• _Work to do_
Give the listing again in full, exactly as written.
--- Begin Data to use ---
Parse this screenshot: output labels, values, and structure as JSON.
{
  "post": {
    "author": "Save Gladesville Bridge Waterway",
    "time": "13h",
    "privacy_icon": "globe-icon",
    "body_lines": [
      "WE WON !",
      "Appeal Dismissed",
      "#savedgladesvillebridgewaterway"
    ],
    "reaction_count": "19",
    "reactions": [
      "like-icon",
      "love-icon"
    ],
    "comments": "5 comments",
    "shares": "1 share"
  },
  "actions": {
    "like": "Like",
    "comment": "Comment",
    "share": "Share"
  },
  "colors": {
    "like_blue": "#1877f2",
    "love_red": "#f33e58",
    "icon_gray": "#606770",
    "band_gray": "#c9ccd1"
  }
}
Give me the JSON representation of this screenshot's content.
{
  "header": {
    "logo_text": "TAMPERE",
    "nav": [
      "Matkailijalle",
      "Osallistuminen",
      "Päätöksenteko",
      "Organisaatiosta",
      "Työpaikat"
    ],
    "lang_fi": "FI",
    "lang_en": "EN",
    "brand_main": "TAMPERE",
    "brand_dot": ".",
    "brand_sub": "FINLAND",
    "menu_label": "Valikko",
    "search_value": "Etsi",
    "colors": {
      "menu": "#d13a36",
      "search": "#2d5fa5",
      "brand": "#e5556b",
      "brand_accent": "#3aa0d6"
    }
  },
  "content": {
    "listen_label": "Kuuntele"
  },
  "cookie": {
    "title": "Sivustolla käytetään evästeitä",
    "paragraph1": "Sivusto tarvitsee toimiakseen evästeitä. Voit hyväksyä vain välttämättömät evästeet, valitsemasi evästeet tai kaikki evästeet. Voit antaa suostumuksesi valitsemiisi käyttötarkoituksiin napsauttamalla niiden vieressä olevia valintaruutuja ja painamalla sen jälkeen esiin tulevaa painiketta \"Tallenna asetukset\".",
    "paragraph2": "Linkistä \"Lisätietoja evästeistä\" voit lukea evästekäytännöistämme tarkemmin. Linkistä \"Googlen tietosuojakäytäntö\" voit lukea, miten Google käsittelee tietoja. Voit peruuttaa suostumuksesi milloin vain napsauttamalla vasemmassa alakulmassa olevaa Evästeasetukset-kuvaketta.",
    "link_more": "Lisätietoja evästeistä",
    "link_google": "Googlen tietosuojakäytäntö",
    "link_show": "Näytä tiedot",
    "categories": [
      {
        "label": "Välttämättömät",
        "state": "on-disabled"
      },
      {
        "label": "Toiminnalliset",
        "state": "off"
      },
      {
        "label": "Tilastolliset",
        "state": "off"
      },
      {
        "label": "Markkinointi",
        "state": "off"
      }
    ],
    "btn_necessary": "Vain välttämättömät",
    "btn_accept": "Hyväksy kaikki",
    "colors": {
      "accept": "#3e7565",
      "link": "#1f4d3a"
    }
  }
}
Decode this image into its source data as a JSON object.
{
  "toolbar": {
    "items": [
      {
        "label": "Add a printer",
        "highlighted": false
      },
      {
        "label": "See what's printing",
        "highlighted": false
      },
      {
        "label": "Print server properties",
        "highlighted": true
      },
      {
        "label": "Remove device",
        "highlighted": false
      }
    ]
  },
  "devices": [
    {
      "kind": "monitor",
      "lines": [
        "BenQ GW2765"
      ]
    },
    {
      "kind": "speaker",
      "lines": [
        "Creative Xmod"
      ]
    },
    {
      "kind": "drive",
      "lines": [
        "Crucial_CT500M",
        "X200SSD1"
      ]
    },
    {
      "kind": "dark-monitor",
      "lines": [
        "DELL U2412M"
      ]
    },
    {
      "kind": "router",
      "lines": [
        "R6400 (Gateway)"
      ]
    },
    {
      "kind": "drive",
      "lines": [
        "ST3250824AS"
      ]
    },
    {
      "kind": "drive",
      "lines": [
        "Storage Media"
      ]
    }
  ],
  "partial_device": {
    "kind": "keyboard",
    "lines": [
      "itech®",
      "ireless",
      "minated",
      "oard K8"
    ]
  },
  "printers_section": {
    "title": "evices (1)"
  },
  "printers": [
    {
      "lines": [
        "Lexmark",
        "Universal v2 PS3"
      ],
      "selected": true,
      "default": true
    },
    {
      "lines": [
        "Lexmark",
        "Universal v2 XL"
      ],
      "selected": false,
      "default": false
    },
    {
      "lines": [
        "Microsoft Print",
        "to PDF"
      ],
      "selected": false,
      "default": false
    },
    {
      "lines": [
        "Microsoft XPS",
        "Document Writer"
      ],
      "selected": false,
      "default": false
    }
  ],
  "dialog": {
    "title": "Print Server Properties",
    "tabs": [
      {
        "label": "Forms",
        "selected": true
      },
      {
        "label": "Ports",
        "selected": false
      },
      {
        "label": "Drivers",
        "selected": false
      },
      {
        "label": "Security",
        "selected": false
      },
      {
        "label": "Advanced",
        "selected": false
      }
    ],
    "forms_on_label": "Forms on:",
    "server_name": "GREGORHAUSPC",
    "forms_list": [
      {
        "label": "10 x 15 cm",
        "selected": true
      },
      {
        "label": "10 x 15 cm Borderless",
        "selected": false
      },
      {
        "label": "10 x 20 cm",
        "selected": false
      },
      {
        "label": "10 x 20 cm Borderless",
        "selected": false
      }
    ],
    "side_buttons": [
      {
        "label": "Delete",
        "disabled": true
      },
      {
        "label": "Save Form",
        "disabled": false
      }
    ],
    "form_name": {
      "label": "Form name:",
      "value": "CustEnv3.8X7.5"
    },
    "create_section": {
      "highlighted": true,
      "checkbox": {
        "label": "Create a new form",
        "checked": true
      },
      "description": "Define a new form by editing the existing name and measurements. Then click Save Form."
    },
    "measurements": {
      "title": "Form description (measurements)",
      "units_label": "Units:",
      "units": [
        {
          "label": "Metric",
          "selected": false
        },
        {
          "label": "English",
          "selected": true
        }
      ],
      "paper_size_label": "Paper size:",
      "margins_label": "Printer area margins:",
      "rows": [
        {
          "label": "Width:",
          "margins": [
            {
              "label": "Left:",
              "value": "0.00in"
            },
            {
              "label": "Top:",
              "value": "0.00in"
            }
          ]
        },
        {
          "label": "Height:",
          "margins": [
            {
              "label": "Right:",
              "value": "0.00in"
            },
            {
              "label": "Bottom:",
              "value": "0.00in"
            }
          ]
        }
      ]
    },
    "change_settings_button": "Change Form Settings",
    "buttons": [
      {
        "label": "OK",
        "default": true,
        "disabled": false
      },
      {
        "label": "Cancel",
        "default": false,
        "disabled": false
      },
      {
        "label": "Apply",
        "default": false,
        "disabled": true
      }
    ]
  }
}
--- End Data to use ---
• _Finished task_
Parse this screenshot: output labels, values, and structure as JSON.
{
  "post": {
    "author": "Save Gladesville Bridge Waterway",
    "time": "13h",
    "privacy_icon": "globe-icon",
    "body_lines": [
      "WE WON !",
      "Appeal Dismissed",
      "#savedgladesvillebridgewaterway"
    ],
    "reaction_count": "19",
    "reactions": [
      "like-icon",
      "love-icon"
    ],
    "comments": "5 comments",
    "shares": "1 share"
  },
  "actions": {
    "like": "Like",
    "comment": "Comment",
    "share": "Share"
  },
  "colors": {
    "like_blue": "#1877f2",
    "love_red": "#f33e58",
    "icon_gray": "#606770",
    "band_gray": "#c9ccd1"
  }
}
Give me the JSON representation of this screenshot's content.
{
  "header": {
    "logo_text": "TAMPERE",
    "nav": [
      "Matkailijalle",
      "Osallistuminen",
      "Päätöksenteko",
      "Organisaatiosta",
      "Työpaikat"
    ],
    "lang_fi": "FI",
    "lang_en": "EN",
    "brand_main": "TAMPERE",
    "brand_dot": ".",
    "brand_sub": "FINLAND",
    "menu_label": "Valikko",
    "search_value": "Etsi",
    "colors": {
      "menu": "#d13a36",
      "search": "#2d5fa5",
      "brand": "#e5556b",
      "brand_accent": "#3aa0d6"
    }
  },
  "content": {
    "listen_label": "Kuuntele"
  },
  "cookie": {
    "title": "Sivustolla käytetään evästeitä",
    "paragraph1": "Sivusto tarvitsee toimiakseen evästeitä. Voit hyväksyä vain välttämättömät evästeet, valitsemasi evästeet tai kaikki evästeet. Voit antaa suostumuksesi valitsemiisi käyttötarkoituksiin napsauttamalla niiden vieressä olevia valintaruutuja ja painamalla sen jälkeen esiin tulevaa painiketta \"Tallenna asetukset\".",
    "paragraph2": "Linkistä \"Lisätietoja evästeistä\" voit lukea evästekäytännöistämme tarkemmin. Linkistä \"Googlen tietosuojakäytäntö\" voit lukea, miten Google käsittelee tietoja. Voit peruuttaa suostumuksesi milloin vain napsauttamalla vasemmassa alakulmassa olevaa Evästeasetukset-kuvaketta.",
    "link_more": "Lisätietoja evästeistä",
    "link_google": "Googlen tietosuojakäytäntö",
    "link_show": "Näytä tiedot",
    "categories": [
      {
        "label": "Välttämättömät",
        "state": "on-disabled"
      },
      {
        "label": "Toiminnalliset",
        "state": "off"
      },
      {
        "label": "Tilastolliset",
        "state": "off"
      },
      {
        "label": "Markkinointi",
        "state": "off"
      }
    ],
    "btn_necessary": "Vain välttämättömät",
    "btn_accept": "Hyväksy kaikki",
    "colors": {
      "accept": "#3e7565",
      "link": "#1f4d3a"
    }
  }
}
Decode this image into its source data as a JSON object.
{
  "toolbar": {
    "items": [
      {
        "label": "Add a printer",
        "highlighted": false
      },
      {
        "label": "See what's printing",
        "highlighted": false
      },
      {
        "label": "Print server properties",
        "highlighted": true
      },
      {
        "label": "Remove device",
        "highlighted": false
      }
    ]
  },
  "devices": [
    {
      "kind": "monitor",
      "lines": [
        "BenQ GW2765"
      ]
    },
    {
      "kind": "speaker",
      "lines": [
        "Creative Xmod"
      ]
    },
    {
      "kind": "drive",
      "lines": [
        "Crucial_CT500M",
        "X200SSD1"
      ]
    },
    {
      "kind": "dark-monitor",
      "lines": [
        "DELL U2412M"
      ]
    },
    {
      "kind": "router",
      "lines": [
        "R6400 (Gateway)"
      ]
    },
    {
      "kind": "drive",
      "lines": [
        "ST3250824AS"
      ]
    },
    {
      "kind": "drive",
      "lines": [
        "Storage Media"
      ]
    }
  ],
  "partial_device": {
    "kind": "keyboard",
    "lines": [
      "itech®",
      "ireless",
      "minated",
      "oard K8"
    ]
  },
  "printers_section": {
    "title": "evices (1)"
  },
  "printers": [
    {
      "lines": [
        "Lexmark",
        "Universal v2 PS3"
      ],
      "selected": true,
      "default": true
    },
    {
      "lines": [
        "Lexmark",
        "Universal v2 XL"
      ],
      "selected": false,
      "default": false
    },
    {
      "lines": [
        "Microsoft Print",
        "to PDF"
      ],
      "selected": false,
      "default": false
    },
    {
      "lines": [
        "Microsoft XPS",
        "Document Writer"
      ],
      "selected": false,
      "default": false
    }
  ],
  "dialog": {
    "title": "Print Server Properties",
    "tabs": [
      {
        "label": "Forms",
        "selected": true
      },
      {
        "label": "Ports",
        "selected": false
      },
      {
        "label": "Drivers",
        "selected": false
      },
      {
        "label": "Security",
        "selected": false
      },
      {
        "label": "Advanced",
        "selected": false
      }
    ],
    "forms_on_label": "Forms on:",
    "server_name": "GREGORHAUSPC",
    "forms_list": [
      {
        "label": "10 x 15 cm",
        "selected": true
      },
      {
        "label": "10 x 15 cm Borderless",
        "selected": false
      },
      {
        "label": "10 x 20 cm",
        "selected": false
      },
      {
        "label": "10 x 20 cm Borderless",
        "selected": false
      }
    ],
    "side_buttons": [
      {
        "label": "Delete",
        "disabled": true
      },
      {
        "label": "Save Form",
        "disabled": false
      }
    ],
    "form_name": {
      "label": "Form name:",
      "value": "CustEnv3.8X7.5"
    },
    "create_section": {
      "highlighted": true,
      "checkbox": {
        "label": "Create a new form",
        "checked": true
      },
      "description": "Define a new form by editing the existing name and measurements. Then click Save Form."
    },
    "measurements": {
      "title": "Form description (measurements)",
      "units_label": "Units:",
      "units": [
        {
          "label": "Metric",
          "selected": false
        },
        {
          "label": "English",
          "selected": true
        }
      ],
      "paper_size_label": "Paper size:",
      "margins_label": "Printer area margins:",
      "rows": [
        {
          "label": "Width:",
          "margins": [
            {
              "label": "Left:",
              "value": "0.00in"
            },
            {
              "label": "Top:",
              "value": "0.00in"
            }
          ]
        },
        {
          "label": "Height:",
          "margins": [
            {
              "label": "Right:",
              "value": "0.00in"
            },
            {
              "label": "Bottom:",
              "value": "0.00in"
            }
          ]
        }
      ]
    },
    "change_settings_button": "Change Form Settings",
    "buttons": [
      {
        "label": "OK",
        "default": true,
        "disabled": false
      },
      {
        "label": "Cancel",
        "default": false,
        "disabled": false
      },
      {
        "label": "Apply",
        "default": false,
        "disabled": true
      }
    ]
  }
}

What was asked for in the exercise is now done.